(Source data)
»»

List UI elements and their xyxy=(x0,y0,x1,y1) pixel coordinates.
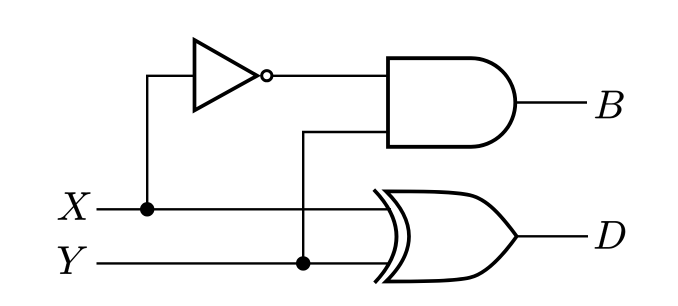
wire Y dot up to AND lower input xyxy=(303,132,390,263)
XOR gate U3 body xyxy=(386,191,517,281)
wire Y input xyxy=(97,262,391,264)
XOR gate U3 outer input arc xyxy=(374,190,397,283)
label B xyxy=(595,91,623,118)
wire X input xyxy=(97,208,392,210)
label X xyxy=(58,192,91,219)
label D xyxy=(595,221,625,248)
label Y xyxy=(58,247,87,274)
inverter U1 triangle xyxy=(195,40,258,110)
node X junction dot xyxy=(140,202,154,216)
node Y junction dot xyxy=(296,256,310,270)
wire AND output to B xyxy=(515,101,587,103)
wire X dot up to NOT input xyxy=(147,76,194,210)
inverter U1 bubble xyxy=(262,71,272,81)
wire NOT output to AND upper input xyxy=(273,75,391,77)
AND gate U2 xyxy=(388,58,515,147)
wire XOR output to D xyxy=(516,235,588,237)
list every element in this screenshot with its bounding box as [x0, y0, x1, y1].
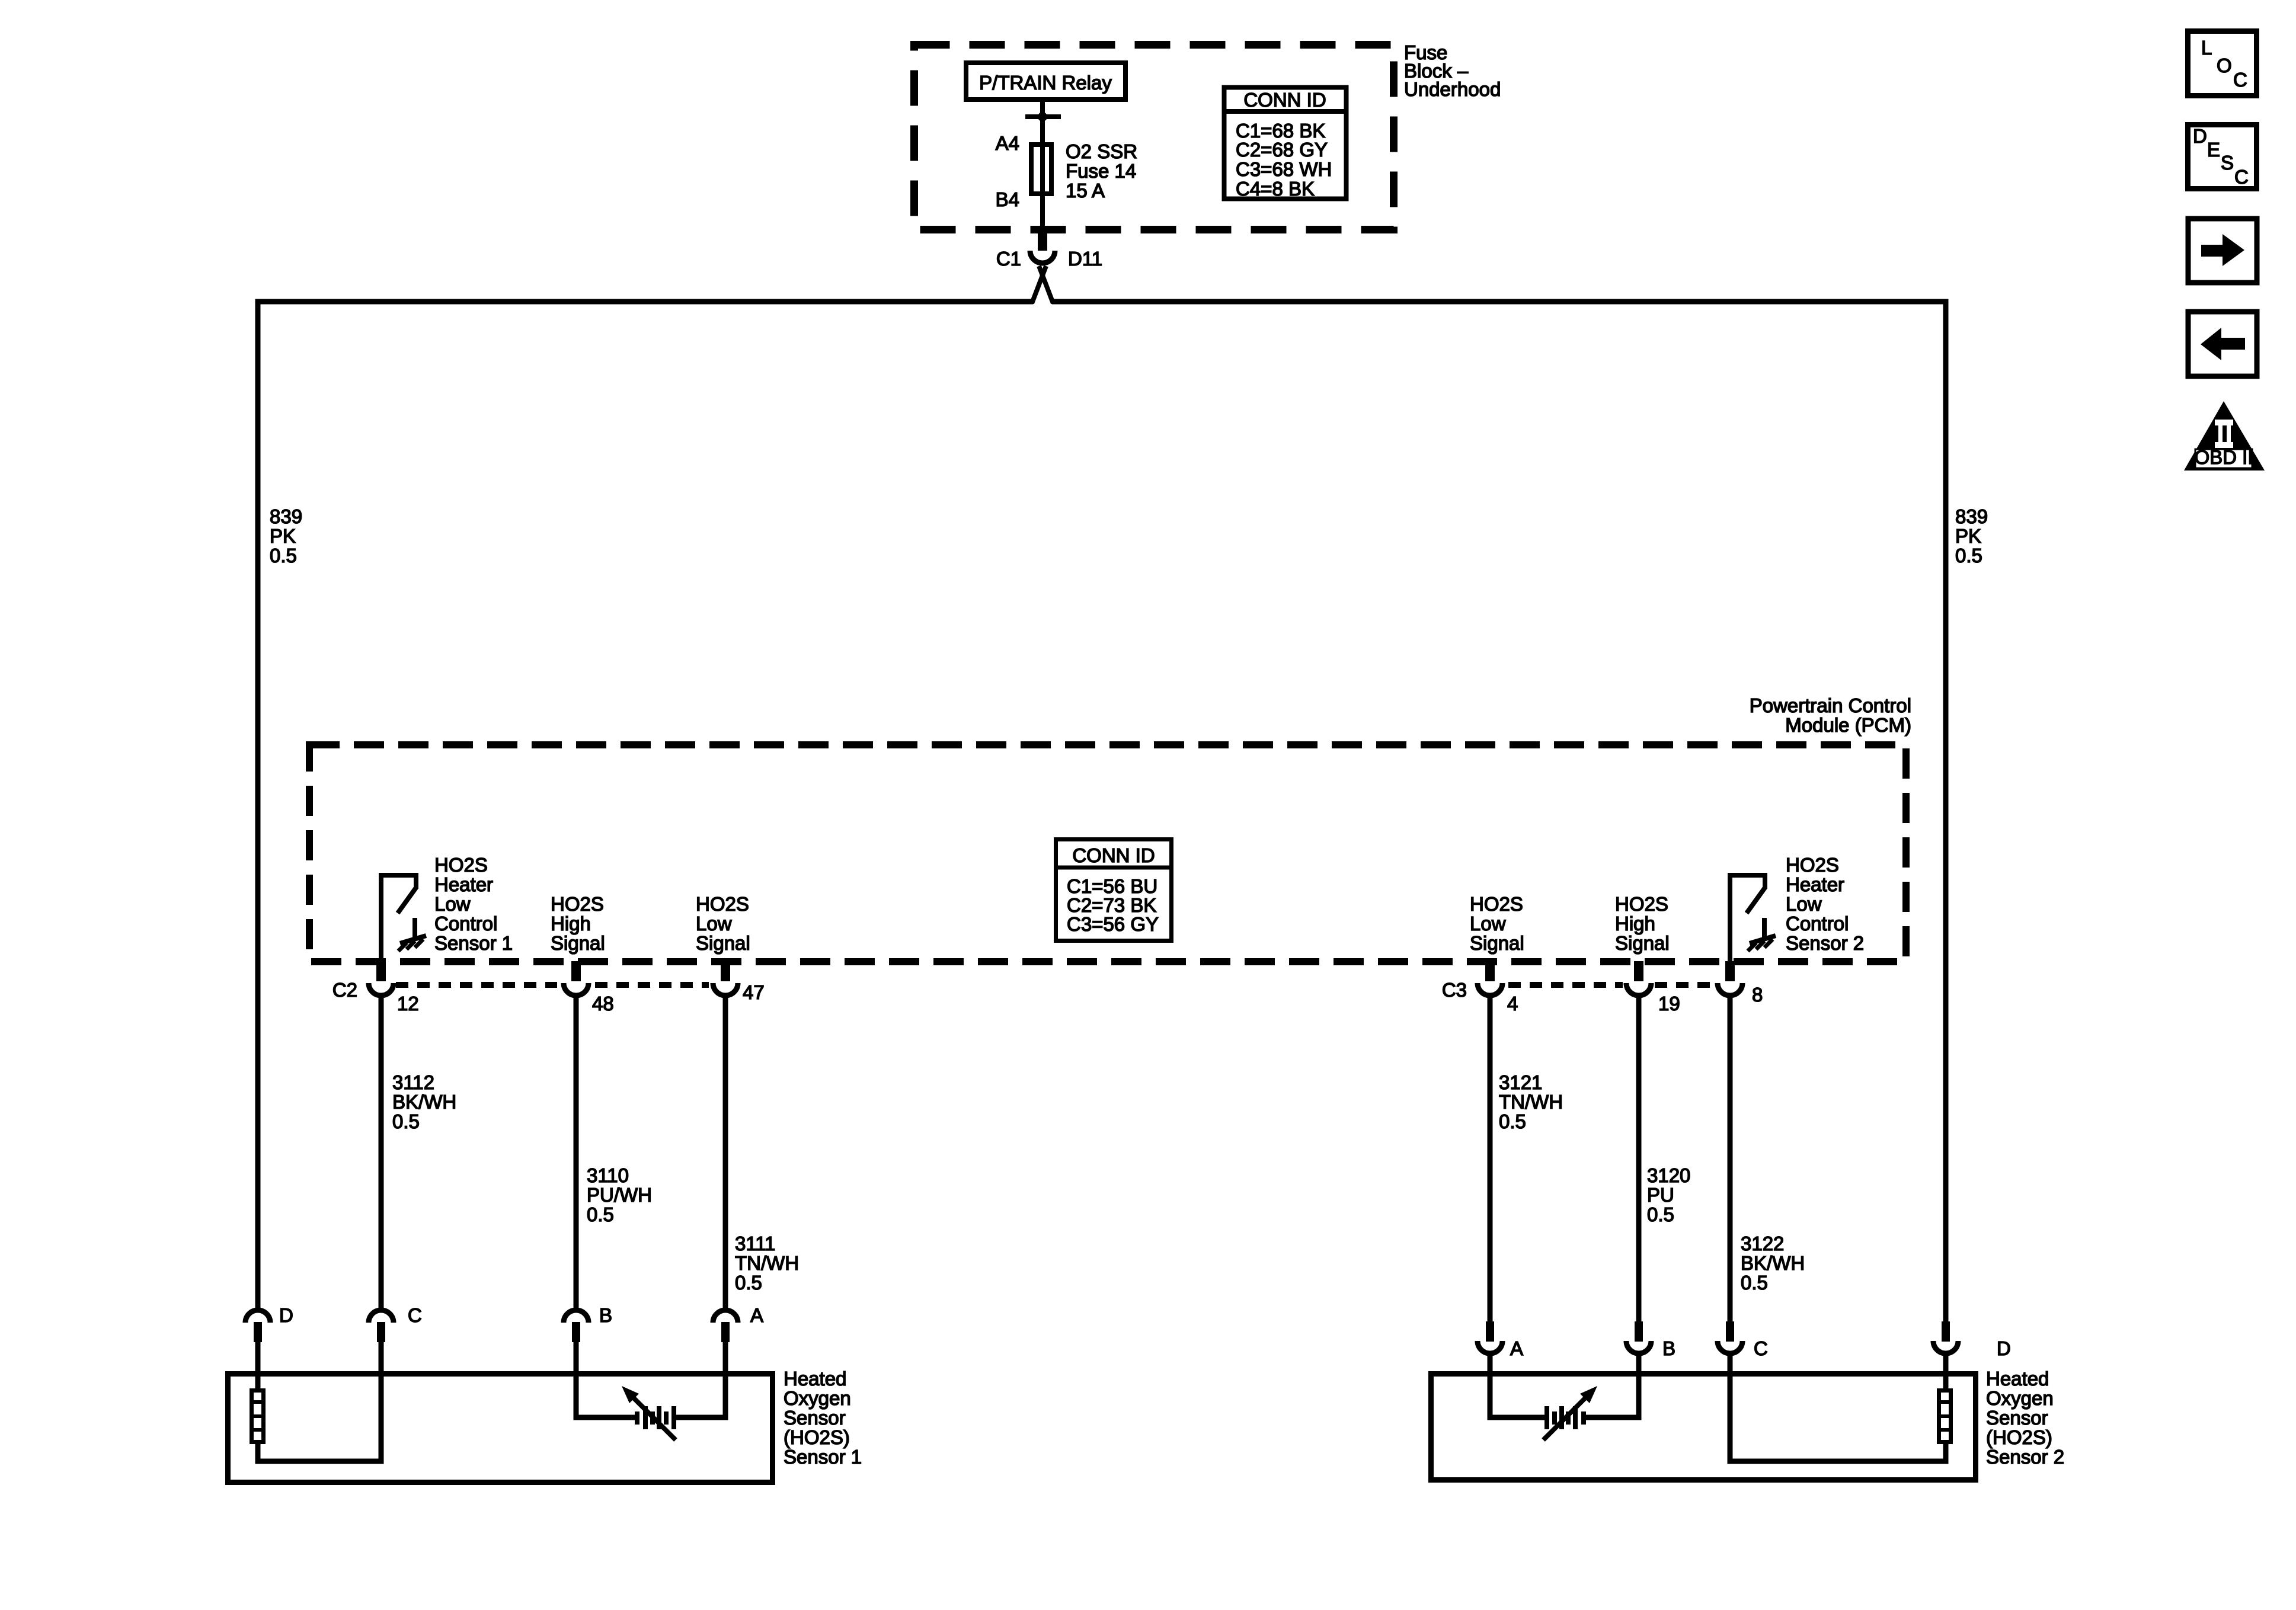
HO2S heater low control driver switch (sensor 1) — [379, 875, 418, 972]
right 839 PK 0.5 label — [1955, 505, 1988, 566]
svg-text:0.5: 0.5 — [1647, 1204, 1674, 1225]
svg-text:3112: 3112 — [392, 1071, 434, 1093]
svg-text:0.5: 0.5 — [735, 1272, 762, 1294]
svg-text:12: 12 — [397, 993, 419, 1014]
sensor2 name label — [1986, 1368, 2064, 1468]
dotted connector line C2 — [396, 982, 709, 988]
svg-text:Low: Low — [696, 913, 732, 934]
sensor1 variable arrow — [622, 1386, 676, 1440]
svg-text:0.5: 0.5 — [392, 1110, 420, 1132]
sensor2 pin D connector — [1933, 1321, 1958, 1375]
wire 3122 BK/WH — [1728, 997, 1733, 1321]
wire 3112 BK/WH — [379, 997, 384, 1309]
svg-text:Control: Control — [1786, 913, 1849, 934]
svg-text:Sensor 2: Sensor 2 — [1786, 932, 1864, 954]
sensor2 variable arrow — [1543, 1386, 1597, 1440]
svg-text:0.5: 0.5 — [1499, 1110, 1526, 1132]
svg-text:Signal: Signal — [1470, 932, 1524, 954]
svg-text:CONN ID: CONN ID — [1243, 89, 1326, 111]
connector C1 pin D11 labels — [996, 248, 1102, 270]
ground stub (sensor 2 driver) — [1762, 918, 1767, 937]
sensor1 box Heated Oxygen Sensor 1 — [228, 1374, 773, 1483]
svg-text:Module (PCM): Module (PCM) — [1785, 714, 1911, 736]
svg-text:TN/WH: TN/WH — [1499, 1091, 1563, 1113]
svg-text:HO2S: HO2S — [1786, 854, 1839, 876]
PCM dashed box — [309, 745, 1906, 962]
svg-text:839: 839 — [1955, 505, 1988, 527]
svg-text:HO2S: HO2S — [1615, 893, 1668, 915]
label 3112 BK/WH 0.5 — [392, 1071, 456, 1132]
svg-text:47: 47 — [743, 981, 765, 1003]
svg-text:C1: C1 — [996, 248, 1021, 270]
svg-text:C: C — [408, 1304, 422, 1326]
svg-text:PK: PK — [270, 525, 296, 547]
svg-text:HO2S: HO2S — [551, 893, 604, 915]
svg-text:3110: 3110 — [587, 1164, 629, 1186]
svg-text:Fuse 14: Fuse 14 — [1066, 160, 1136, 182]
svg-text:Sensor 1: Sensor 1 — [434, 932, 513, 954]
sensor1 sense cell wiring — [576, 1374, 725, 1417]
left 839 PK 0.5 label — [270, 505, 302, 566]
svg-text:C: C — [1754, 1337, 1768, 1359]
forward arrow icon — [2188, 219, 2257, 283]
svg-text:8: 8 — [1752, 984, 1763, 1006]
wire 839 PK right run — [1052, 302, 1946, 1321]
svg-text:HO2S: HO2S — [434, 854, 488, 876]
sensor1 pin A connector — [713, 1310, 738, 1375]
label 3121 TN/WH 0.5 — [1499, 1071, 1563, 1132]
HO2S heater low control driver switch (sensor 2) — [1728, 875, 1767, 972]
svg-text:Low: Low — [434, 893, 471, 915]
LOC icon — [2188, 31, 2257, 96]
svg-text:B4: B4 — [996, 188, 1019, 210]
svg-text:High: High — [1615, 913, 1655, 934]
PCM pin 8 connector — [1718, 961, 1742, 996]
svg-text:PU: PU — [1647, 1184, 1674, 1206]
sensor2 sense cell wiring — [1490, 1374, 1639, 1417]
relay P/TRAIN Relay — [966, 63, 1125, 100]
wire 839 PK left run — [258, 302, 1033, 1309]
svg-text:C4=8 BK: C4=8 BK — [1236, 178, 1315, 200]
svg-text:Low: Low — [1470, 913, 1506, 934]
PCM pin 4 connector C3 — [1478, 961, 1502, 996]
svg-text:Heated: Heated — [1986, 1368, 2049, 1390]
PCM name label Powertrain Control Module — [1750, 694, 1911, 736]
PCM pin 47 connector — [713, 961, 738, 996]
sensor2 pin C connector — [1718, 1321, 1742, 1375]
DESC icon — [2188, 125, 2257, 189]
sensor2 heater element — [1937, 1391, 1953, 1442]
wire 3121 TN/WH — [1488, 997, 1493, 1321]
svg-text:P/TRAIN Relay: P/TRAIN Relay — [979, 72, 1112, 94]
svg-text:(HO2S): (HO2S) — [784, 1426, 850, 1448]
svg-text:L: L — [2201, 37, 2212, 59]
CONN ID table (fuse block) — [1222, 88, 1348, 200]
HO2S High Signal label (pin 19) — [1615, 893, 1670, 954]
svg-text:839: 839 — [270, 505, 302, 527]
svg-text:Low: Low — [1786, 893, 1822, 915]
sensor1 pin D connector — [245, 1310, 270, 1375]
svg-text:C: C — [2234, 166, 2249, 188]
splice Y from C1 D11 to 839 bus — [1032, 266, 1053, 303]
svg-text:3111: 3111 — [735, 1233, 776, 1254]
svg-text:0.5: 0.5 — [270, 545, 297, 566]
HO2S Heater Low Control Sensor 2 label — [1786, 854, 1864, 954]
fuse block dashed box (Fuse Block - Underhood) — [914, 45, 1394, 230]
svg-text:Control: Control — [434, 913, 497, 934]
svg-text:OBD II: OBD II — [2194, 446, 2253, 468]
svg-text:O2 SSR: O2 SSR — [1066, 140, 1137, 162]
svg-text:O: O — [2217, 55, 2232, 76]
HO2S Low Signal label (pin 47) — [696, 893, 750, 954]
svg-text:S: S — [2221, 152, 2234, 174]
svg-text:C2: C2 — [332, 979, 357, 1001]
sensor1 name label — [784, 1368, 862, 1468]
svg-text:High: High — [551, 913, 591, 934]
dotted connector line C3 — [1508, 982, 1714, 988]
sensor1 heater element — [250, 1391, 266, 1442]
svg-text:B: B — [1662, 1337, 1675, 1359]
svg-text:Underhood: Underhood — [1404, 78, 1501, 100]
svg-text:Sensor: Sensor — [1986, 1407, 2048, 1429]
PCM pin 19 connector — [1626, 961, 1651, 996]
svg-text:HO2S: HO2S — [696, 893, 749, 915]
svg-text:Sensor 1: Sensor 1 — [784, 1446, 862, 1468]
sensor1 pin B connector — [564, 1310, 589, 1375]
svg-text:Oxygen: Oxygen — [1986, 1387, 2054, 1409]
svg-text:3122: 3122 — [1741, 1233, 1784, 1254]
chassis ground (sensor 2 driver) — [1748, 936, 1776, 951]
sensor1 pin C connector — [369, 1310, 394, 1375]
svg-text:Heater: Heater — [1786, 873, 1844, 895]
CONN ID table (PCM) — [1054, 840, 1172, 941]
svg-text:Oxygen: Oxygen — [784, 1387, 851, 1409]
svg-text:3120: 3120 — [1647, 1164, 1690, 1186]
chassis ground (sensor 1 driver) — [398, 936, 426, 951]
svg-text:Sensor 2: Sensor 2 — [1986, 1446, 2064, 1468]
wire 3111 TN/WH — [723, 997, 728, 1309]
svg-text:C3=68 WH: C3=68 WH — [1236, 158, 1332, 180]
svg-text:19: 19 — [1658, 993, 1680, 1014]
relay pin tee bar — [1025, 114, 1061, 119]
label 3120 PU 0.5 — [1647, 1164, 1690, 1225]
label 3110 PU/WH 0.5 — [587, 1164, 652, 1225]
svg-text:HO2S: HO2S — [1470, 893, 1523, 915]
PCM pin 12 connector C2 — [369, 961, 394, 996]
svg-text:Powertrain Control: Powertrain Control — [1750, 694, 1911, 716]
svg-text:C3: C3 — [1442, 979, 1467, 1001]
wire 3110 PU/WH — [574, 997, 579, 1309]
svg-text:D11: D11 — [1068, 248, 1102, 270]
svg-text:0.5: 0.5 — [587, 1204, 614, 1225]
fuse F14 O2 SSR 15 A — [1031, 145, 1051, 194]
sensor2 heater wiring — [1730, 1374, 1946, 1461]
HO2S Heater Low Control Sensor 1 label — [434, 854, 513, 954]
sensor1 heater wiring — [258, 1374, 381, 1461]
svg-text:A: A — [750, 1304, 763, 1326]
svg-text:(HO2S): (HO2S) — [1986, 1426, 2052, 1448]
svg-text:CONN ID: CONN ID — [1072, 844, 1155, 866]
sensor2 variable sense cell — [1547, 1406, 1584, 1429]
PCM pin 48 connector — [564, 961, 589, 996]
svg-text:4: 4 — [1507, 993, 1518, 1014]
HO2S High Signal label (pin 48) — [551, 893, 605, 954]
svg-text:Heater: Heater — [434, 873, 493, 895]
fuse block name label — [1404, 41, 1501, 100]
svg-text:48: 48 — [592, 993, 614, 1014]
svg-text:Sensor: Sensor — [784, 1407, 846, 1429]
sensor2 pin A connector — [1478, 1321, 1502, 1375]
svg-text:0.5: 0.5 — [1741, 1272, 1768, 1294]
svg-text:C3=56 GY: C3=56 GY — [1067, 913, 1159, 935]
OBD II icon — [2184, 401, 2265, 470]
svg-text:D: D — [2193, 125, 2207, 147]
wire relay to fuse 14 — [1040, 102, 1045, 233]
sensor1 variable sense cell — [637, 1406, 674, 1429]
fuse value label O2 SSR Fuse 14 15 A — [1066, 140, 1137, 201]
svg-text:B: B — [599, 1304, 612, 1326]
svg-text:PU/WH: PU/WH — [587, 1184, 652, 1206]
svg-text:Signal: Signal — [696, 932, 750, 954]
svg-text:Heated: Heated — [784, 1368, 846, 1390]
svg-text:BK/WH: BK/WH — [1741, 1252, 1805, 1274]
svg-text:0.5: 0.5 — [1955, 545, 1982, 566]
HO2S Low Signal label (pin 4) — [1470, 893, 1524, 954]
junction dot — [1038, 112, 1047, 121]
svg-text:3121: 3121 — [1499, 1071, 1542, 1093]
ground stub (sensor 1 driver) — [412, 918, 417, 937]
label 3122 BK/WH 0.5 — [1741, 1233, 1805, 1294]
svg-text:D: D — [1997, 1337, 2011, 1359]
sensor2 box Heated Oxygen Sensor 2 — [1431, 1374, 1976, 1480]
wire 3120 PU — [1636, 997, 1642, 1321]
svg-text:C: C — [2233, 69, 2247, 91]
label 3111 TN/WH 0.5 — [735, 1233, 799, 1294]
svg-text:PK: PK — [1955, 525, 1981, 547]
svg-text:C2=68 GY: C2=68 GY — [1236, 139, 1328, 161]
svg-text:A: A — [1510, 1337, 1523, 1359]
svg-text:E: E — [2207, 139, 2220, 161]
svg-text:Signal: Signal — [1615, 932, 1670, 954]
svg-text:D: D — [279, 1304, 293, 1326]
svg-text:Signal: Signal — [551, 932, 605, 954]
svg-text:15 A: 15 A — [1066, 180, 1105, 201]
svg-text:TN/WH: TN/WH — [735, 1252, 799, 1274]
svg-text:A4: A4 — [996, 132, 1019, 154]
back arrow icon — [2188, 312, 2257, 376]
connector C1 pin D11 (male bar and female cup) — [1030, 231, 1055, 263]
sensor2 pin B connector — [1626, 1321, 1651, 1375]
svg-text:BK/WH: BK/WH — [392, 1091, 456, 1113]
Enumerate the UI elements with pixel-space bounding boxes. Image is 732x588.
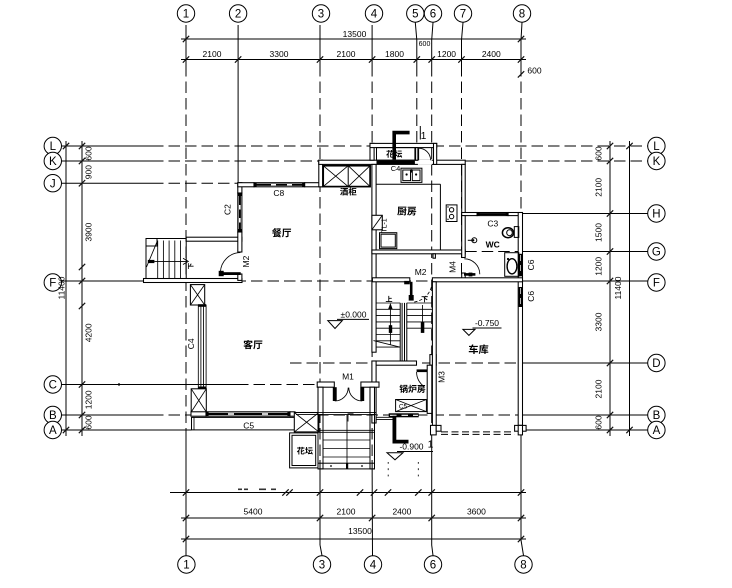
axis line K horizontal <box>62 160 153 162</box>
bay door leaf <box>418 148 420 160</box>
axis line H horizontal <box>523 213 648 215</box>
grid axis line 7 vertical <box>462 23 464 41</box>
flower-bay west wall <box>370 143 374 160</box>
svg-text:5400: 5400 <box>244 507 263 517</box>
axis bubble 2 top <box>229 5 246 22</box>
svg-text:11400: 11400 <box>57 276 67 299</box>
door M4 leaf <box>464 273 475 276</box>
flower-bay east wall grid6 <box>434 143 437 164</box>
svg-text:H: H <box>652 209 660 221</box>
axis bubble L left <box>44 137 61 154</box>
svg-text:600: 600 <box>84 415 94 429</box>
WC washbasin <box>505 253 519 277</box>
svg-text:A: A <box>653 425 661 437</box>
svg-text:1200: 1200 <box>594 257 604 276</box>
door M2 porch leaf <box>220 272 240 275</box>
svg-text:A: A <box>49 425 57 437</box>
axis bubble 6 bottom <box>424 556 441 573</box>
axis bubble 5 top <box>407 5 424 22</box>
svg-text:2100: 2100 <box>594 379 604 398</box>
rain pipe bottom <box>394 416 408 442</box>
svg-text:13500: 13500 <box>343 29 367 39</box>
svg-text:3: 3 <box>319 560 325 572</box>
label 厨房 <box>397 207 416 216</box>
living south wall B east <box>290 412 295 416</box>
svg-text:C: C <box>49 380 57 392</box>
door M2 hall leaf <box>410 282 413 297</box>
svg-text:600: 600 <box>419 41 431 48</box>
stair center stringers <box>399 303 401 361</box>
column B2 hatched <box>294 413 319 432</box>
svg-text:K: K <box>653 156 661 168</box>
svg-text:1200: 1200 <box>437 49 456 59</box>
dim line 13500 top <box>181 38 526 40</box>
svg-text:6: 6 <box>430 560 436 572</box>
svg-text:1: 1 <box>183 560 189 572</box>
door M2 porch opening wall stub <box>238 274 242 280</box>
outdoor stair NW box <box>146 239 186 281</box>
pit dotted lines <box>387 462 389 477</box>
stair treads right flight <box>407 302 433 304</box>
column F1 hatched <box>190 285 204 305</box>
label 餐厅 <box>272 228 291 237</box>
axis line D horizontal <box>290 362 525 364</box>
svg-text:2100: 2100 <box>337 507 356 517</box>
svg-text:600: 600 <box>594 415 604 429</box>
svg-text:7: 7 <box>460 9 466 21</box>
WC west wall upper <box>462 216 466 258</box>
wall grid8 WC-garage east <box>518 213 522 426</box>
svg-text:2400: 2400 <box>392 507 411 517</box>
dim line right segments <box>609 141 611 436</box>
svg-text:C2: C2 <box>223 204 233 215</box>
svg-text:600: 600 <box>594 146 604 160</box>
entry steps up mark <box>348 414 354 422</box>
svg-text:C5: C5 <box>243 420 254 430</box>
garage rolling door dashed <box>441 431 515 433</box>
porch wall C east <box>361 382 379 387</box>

««

__Written request__
Can you rewrite the items from the start through the line containing "list every element", with "inverter U1" replaced by "NOT gate U1" and everything else unchanged? Leave the pictures out.

__Expected answer__
List UI elements and their xyxy=(x0,y0,x1,y1) pixel coordinates.
wire Y dot up to AND lower input xyxy=(303,132,390,263)
XOR gate U3 body xyxy=(386,191,517,281)
wire Y input xyxy=(97,262,391,264)
XOR gate U3 outer input arc xyxy=(374,190,397,283)
label B xyxy=(595,91,623,118)
wire X input xyxy=(97,208,392,210)
label X xyxy=(58,192,91,219)
label D xyxy=(595,221,625,248)
label Y xyxy=(58,247,87,274)
NOT gate U1 triangle xyxy=(195,40,258,110)
node X junction dot xyxy=(140,202,154,216)
node Y junction dot xyxy=(296,256,310,270)
wire AND output to B xyxy=(515,101,587,103)
wire X dot up to NOT input xyxy=(147,76,194,210)
NOT gate U1 bubble xyxy=(262,71,272,81)
wire NOT output to AND upper input xyxy=(273,75,391,77)
AND gate U2 xyxy=(388,58,515,147)
wire XOR output to D xyxy=(516,235,588,237)
list every element in this screenshot with its bounding box as [x0, y0, x1, y1].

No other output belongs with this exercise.